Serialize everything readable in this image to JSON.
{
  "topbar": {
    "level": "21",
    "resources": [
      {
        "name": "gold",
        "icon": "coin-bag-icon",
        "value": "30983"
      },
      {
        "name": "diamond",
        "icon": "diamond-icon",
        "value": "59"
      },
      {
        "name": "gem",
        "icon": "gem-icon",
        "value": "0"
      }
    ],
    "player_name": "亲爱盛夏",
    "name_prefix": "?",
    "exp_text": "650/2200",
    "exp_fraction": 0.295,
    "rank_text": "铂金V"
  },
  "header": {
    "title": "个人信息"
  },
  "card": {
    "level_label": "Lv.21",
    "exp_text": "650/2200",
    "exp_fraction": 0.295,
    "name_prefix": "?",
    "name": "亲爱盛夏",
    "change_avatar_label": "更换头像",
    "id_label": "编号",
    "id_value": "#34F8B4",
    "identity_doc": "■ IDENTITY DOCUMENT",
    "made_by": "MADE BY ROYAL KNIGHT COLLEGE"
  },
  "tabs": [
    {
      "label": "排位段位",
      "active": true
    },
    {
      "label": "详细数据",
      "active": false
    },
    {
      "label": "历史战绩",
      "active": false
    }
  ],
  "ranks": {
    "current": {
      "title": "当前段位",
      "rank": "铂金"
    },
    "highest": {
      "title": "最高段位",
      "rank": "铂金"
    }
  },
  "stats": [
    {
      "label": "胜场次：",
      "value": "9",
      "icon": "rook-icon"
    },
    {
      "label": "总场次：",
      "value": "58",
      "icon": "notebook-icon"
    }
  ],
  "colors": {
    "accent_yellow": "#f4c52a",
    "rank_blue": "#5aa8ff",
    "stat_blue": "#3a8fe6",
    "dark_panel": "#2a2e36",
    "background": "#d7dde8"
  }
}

• WRITTEN REQUEST:
Reproduce every line from the entries that holds the word "icon".

• TASK SOLUTION:
        "icon": "coin-bag-icon",
        "icon": "diamond-icon",
        "icon": "gem-icon",
      "icon": "rook-icon"
      "icon": "notebook-icon"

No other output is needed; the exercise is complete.